*Stated task*: Report only the number of lines in the records that contain the word "speaking".

§ §

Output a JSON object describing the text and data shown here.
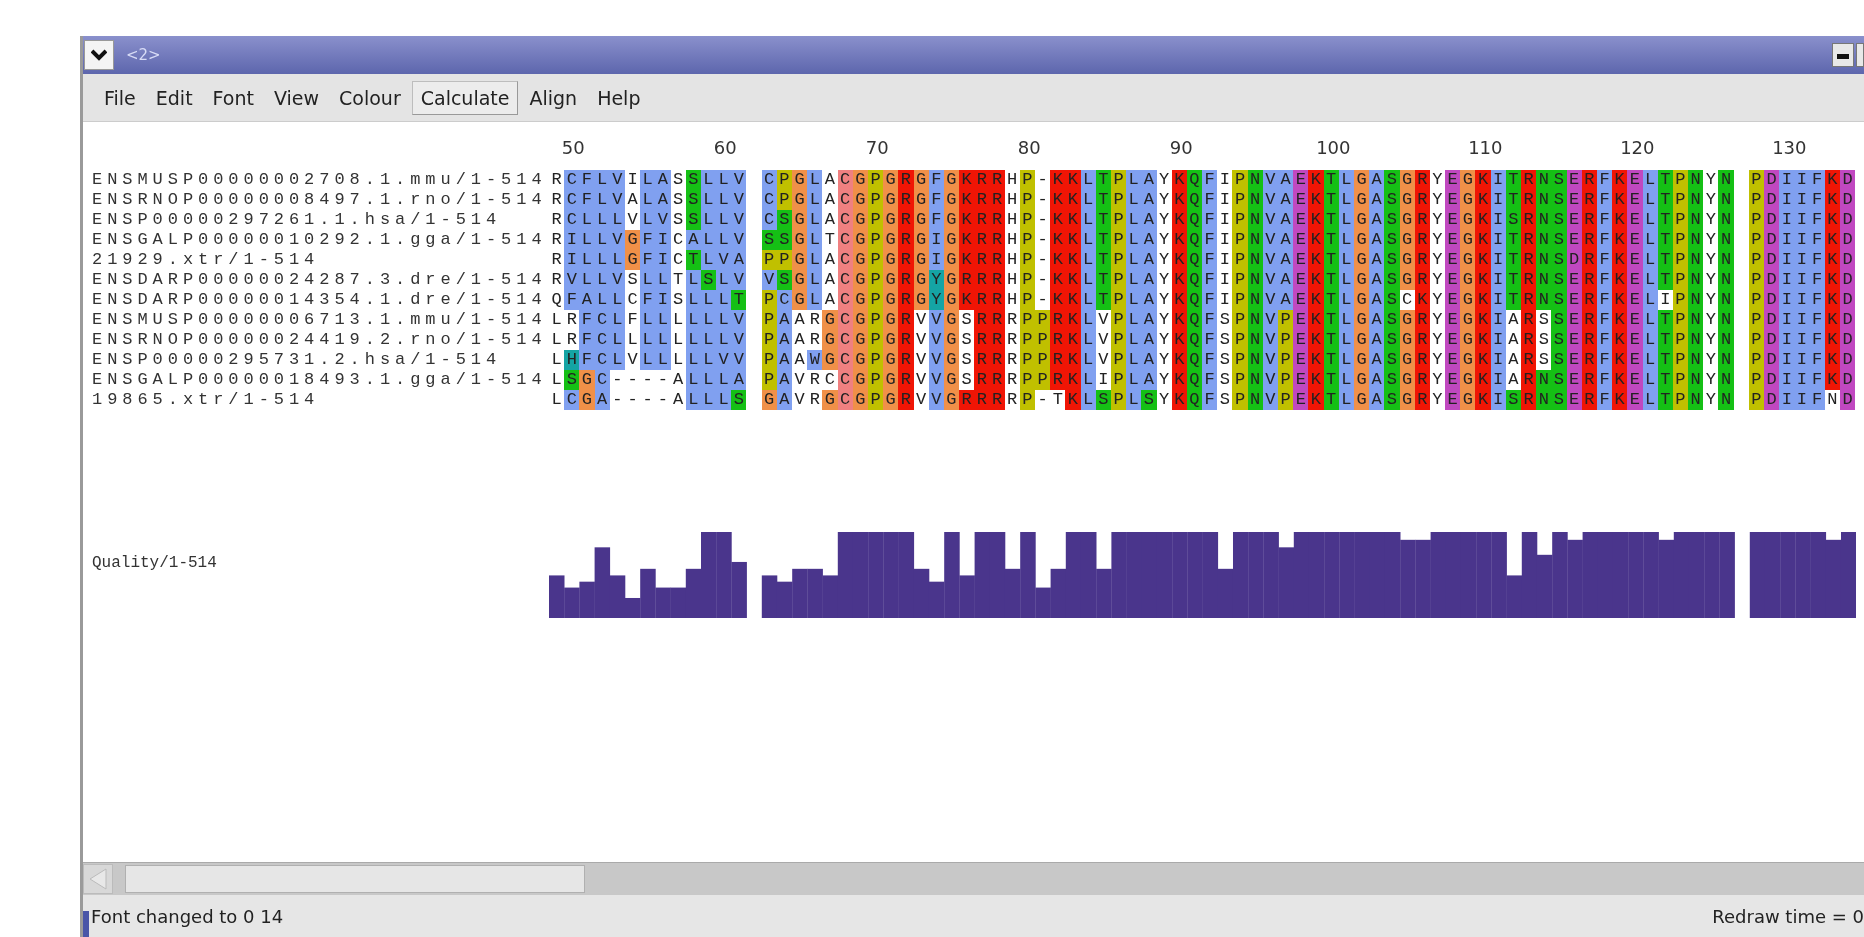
{
  "window": {
    "title": "<2>"
  },
  "menu": [
    {
      "label": "File",
      "selected": false
    },
    {
      "label": "Edit",
      "selected": false
    },
    {
      "label": "Font",
      "selected": false
    },
    {
      "label": "View",
      "selected": false
    },
    {
      "label": "Colour",
      "selected": false
    },
    {
      "label": "Calculate",
      "selected": true
    },
    {
      "label": "Align",
      "selected": false
    },
    {
      "label": "Help",
      "selected": false
    }
  ],
  "alignment": {
    "ruler": [
      "50",
      "60",
      "70",
      "80",
      "90",
      "100",
      "110",
      "120",
      "130"
    ],
    "sequences": [
      {
        "name": "ENSMUSP00000002708.1.mmu/1-514",
        "residues": "RCFLVILASSLLV CPGLACGPGRGFGKRRHP-KKLTPLAYKQFIPNVAEKTLGASGRYEGKITRNSERFKELTPNYN PDIIFKD"
      },
      {
        "name": "ENSRNOP00000008497.1.rno/1-514",
        "residues": "RCFLVALASSLLV CPGLACGPGRGFGKRRHP-KKLTPLAYKQFIPNVAEKTLGASGRYEGKITRNSERFKELTPNYN PDIIFKD"
      },
      {
        "name": "ENSP00000297261.1.hsa/1-514",
        "residues": "RCLLLVLVSSLLV CSGLACGPGRGFGKRRHP-KKLTPLAYKQFIPNVAEKTLGASGRYEGKISRNSERFKELTPNYN PDIIFKD"
      },
      {
        "name": "ENSGALP00000010292.1.gga/1-514",
        "residues": "RILLVGFICALLV SSGLTCGPGRGIGKRRHP-KKLTPLAYKQFIPNVAEKTLGASGRYEGKITRNSERFKELTPNYN PDIIFKD"
      },
      {
        "name": "21929.xtr/1-514",
        "residues": "RILLLGFICTLVA PPGLACGPGRGIGKRRHP-KKLTPLAYKQFIPNVAEKTLGASGRYEGKITRNSDRFKELTPNYN PDIIFKD"
      },
      {
        "name": "ENSDARP00000024287.3.dre/1-514",
        "residues": "RVLLVSLLTLSLV VSGLACGPGRGYGRRRHP-KKLTPLAYKQFIPNVAEKTLGASGRYEGKITRNSERFKELTPNYN PDIIFKD"
      },
      {
        "name": "ENSDARP00000014354.1.dre/1-514",
        "residues": "QFALLCFISLLLT PCGLACGPGRGYGKRRHP-KKLTPLAYKQFIPNVAEKTLGASCKYEGKITRNSERFKELIPNYN PDIIFKD"
      },
      {
        "name": "ENSMUSP00000006713.1.mmu/1-514",
        "residues": "LRFCLFLLLLLLV PAARGCGPGRVVGSRRRPPRKLVPLAYKQFSPNVPEKTLGASGRYEGKIARSSERFKELTPNYN PDIIFKD"
      },
      {
        "name": "ENSRNOP00000024419.2.rno/1-514",
        "residues": "LRFCLLLLLLLLV PAARGCGPGRVVGSRRRPPRKLVPLAYKQFSPNVPEKTLGASGRYEGKIARSSERFKELTPNYN PDIIFKD"
      },
      {
        "name": "ENSP00000295731.2.hsa/1-514",
        "residues": "LHFCLVLLLLLVV PAAWGCGPGRVVGSRRRPPRKLVPLAYKQFSPNVPEKTLGASGRYEGKIARSSERFKELTPNYN PDIIFKD"
      },
      {
        "name": "ENSGALP00000018493.1.gga/1-514",
        "residues": "LSGC----ALLLA PAVRCCGPGRVVGSRRRPPRKLIPLAYKQFSPNVPEKTLGASGRYEGKIARNSERFKELTPNYN PDIIFKD"
      },
      {
        "name": "19865.xtr/1-514",
        "residues": "LCGA----ALLLS GAVRGCGPGRVVGRRRRP-TKLSPLSYKQFSPNVPEKTLGASGRYEGKISRNSERFKELTPNYN PDIIFND"
      }
    ]
  },
  "annotations": [
    {
      "label": "Quality/1-514",
      "kind": "quality"
    }
  ],
  "status_bar": {
    "message": "Font changed to 0 14",
    "redraw": "Redraw time = 0"
  }
}
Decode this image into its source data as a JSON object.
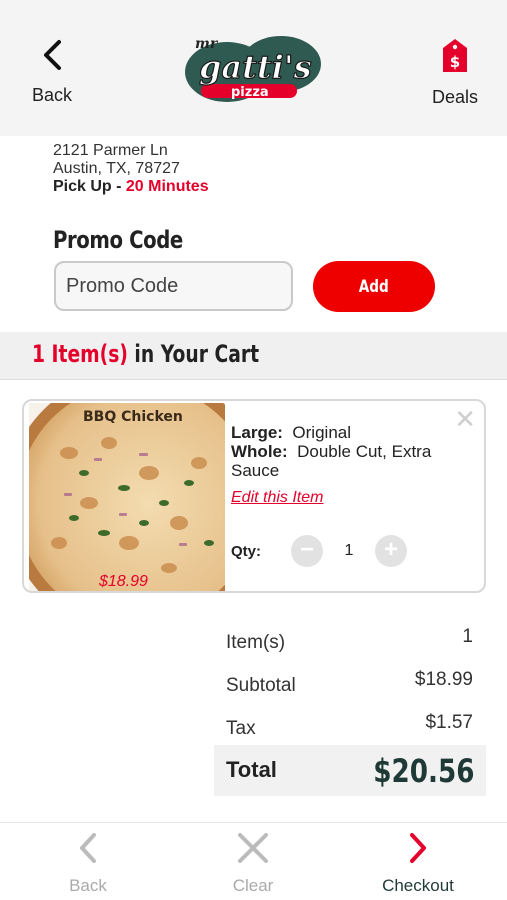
{
  "header": {
    "back_label": "Back",
    "deals_label": "Deals",
    "deals_icon": "price-tag-dollar-icon",
    "logo_top": "mr",
    "logo_main": "gatti's",
    "logo_sub": "pizza"
  },
  "store": {
    "address_line1": "2121 Parmer Ln",
    "address_line2": "Austin, TX, 78727",
    "pickup_label": "Pick Up - ",
    "pickup_time": "20 Minutes"
  },
  "promo": {
    "title": "Promo Code",
    "placeholder": "Promo Code",
    "value": "",
    "add_label": "Add"
  },
  "cart": {
    "count_text": "1 Item(s)",
    "rest_text": " in Your Cart"
  },
  "item": {
    "name": "BBQ Chicken",
    "price": "$18.99",
    "size_label": "Large:",
    "size_value": "Original",
    "whole_label": "Whole:",
    "whole_value": "Double Cut, Extra Sauce",
    "edit_label": "Edit this Item",
    "qty_label": "Qty:",
    "qty_value": "1",
    "minus": "−",
    "plus": "+",
    "remove": "✕"
  },
  "summary": {
    "rows": [
      {
        "label": "Item(s)",
        "value": "1"
      },
      {
        "label": "Subtotal",
        "value": "$18.99"
      },
      {
        "label": "Tax",
        "value": "$1.57"
      }
    ],
    "total_label": "Total",
    "total_value": "$20.56"
  },
  "footer": {
    "back_label": "Back",
    "clear_label": "Clear",
    "checkout_label": "Checkout"
  },
  "colors": {
    "accent_red": "#e4002b",
    "dark_green": "#1f3a36",
    "disabled_gray": "#aaaaaa"
  }
}
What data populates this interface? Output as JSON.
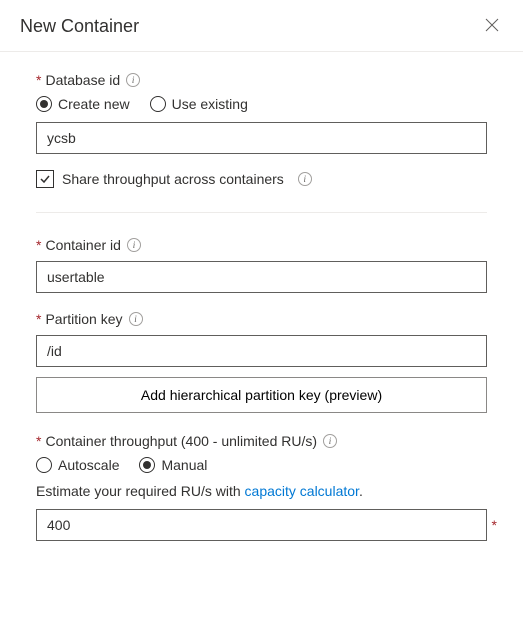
{
  "header": {
    "title": "New Container"
  },
  "database": {
    "label": "Database id",
    "radio_create": "Create new",
    "radio_existing": "Use existing",
    "selected": "create",
    "value": "ycsb",
    "share_throughput_label": "Share throughput across containers",
    "share_throughput_checked": true
  },
  "container": {
    "label": "Container id",
    "value": "usertable"
  },
  "partition": {
    "label": "Partition key",
    "value": "/id",
    "hierarchical_btn": "Add hierarchical partition key (preview)"
  },
  "throughput": {
    "label": "Container throughput (400 - unlimited RU/s)",
    "radio_autoscale": "Autoscale",
    "radio_manual": "Manual",
    "selected": "manual",
    "help_prefix": "Estimate your required RU/s with ",
    "help_link": "capacity calculator",
    "help_suffix": ".",
    "value": "400"
  }
}
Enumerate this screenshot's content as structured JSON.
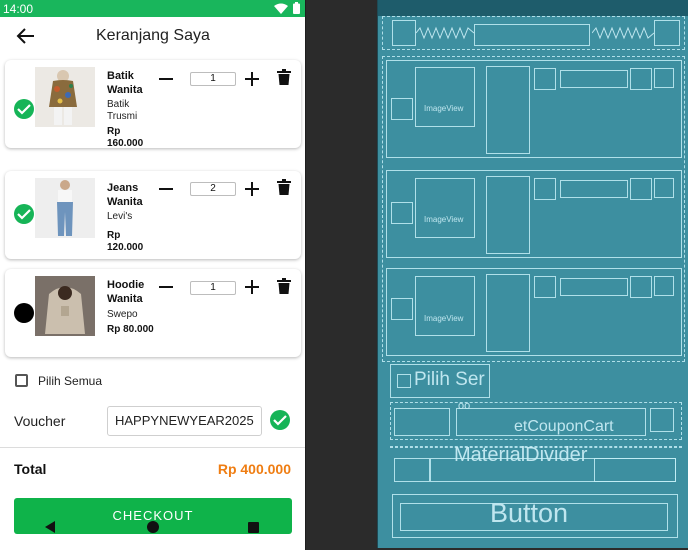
{
  "status_bar": {
    "time": "14:00"
  },
  "app_bar": {
    "title": "Keranjang Saya"
  },
  "cart_items": [
    {
      "name": "Batik Wanita",
      "brand": "Batik Trusmi",
      "price": "Rp 160.000",
      "qty": "1",
      "selected": true
    },
    {
      "name": "Jeans Wanita",
      "brand": "Levi's",
      "price": "Rp 120.000",
      "qty": "2",
      "selected": true
    },
    {
      "name": "Hoodie Wanita",
      "brand": "Swepo",
      "price": "Rp 80.000",
      "qty": "1",
      "selected": false
    }
  ],
  "select_all": {
    "label": "Pilih Semua",
    "checked": false
  },
  "voucher": {
    "label": "Voucher",
    "value": "HAPPYNEWYEAR2025"
  },
  "total": {
    "label": "Total",
    "value": "Rp 400.000"
  },
  "checkout": {
    "label": "CHECKOUT"
  },
  "blueprint": {
    "imageview_label": "ImageView",
    "pilih_label": "Pilih Ser",
    "coupon_label": "etCouponCart",
    "coupon_tail": "oo",
    "divider_label": "MaterialDivider",
    "button_label": "Button"
  },
  "colors": {
    "primary": "#16b457",
    "status_bar": "#19b65c",
    "total": "#ef7d12",
    "blueprint": "#3d8fa0"
  }
}
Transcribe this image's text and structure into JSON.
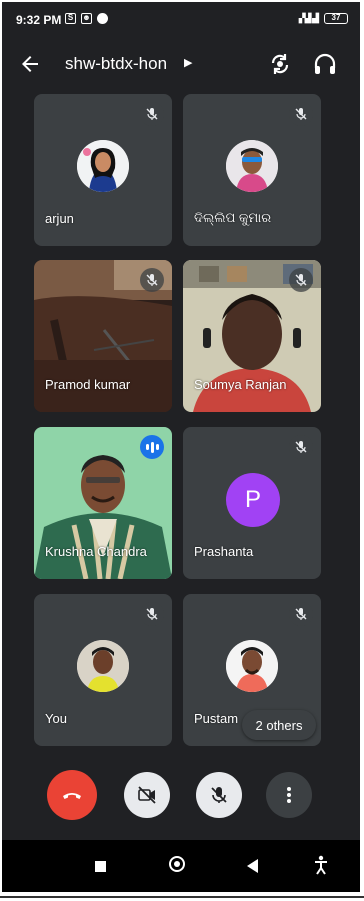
{
  "status_bar": {
    "time": "9:32 PM",
    "battery": "37"
  },
  "header": {
    "meeting_code": "shw-btdx-hon"
  },
  "participants": [
    {
      "name": "arjun",
      "muted": true
    },
    {
      "name": "ଦିଲ୍ଲିପ କୁମାର",
      "muted": true
    },
    {
      "name": "Pramod kumar",
      "muted": true
    },
    {
      "name": "Soumya Ranjan",
      "muted": true
    },
    {
      "name": "Krushna Chandra",
      "muted": false,
      "speaking": true
    },
    {
      "name": "Prashanta",
      "muted": true,
      "avatar_letter": "P"
    },
    {
      "name": "You",
      "muted": true
    },
    {
      "name": "Pustam",
      "muted": true
    }
  ],
  "others_chip": "2 others",
  "colors": {
    "background": "#202124",
    "tile": "#3c4043",
    "end_call": "#ea4335",
    "speaking": "#1a73e8",
    "letter_avatar": "#a142f4"
  },
  "icons": [
    "back-arrow-icon",
    "flip-camera-icon",
    "headphones-icon",
    "mic-off-icon",
    "speaking-indicator-icon",
    "end-call-icon",
    "camera-off-icon",
    "more-options-icon"
  ]
}
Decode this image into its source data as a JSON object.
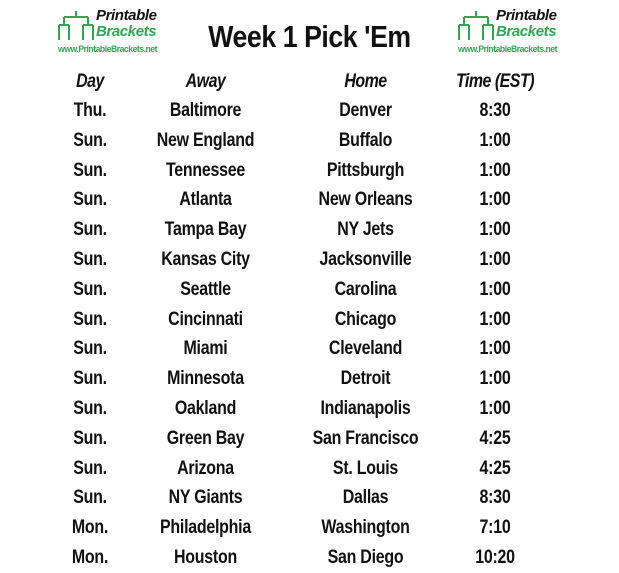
{
  "document": {
    "title": "Week 1 Pick 'Em"
  },
  "logo": {
    "word1": "Printable",
    "word2": "Brackets",
    "url": "www.PrintableBrackets.net",
    "mark": "tournament-bracket-icon",
    "colors": {
      "green": "#2fa84f",
      "black": "#111111"
    }
  },
  "table": {
    "headers": {
      "day": "Day",
      "away": "Away",
      "home": "Home",
      "time": "Time (EST)"
    },
    "rows": [
      {
        "day": "Thu.",
        "away": "Baltimore",
        "home": "Denver",
        "time": "8:30"
      },
      {
        "day": "Sun.",
        "away": "New England",
        "home": "Buffalo",
        "time": "1:00"
      },
      {
        "day": "Sun.",
        "away": "Tennessee",
        "home": "Pittsburgh",
        "time": "1:00"
      },
      {
        "day": "Sun.",
        "away": "Atlanta",
        "home": "New Orleans",
        "time": "1:00"
      },
      {
        "day": "Sun.",
        "away": "Tampa Bay",
        "home": "NY Jets",
        "time": "1:00"
      },
      {
        "day": "Sun.",
        "away": "Kansas City",
        "home": "Jacksonville",
        "time": "1:00"
      },
      {
        "day": "Sun.",
        "away": "Seattle",
        "home": "Carolina",
        "time": "1:00"
      },
      {
        "day": "Sun.",
        "away": "Cincinnati",
        "home": "Chicago",
        "time": "1:00"
      },
      {
        "day": "Sun.",
        "away": "Miami",
        "home": "Cleveland",
        "time": "1:00"
      },
      {
        "day": "Sun.",
        "away": "Minnesota",
        "home": "Detroit",
        "time": "1:00"
      },
      {
        "day": "Sun.",
        "away": "Oakland",
        "home": "Indianapolis",
        "time": "1:00"
      },
      {
        "day": "Sun.",
        "away": "Green Bay",
        "home": "San Francisco",
        "time": "4:25"
      },
      {
        "day": "Sun.",
        "away": "Arizona",
        "home": "St. Louis",
        "time": "4:25"
      },
      {
        "day": "Sun.",
        "away": "NY Giants",
        "home": "Dallas",
        "time": "8:30"
      },
      {
        "day": "Mon.",
        "away": "Philadelphia",
        "home": "Washington",
        "time": "7:10"
      },
      {
        "day": "Mon.",
        "away": "Houston",
        "home": "San Diego",
        "time": "10:20"
      }
    ]
  }
}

§ §

*Response*: 3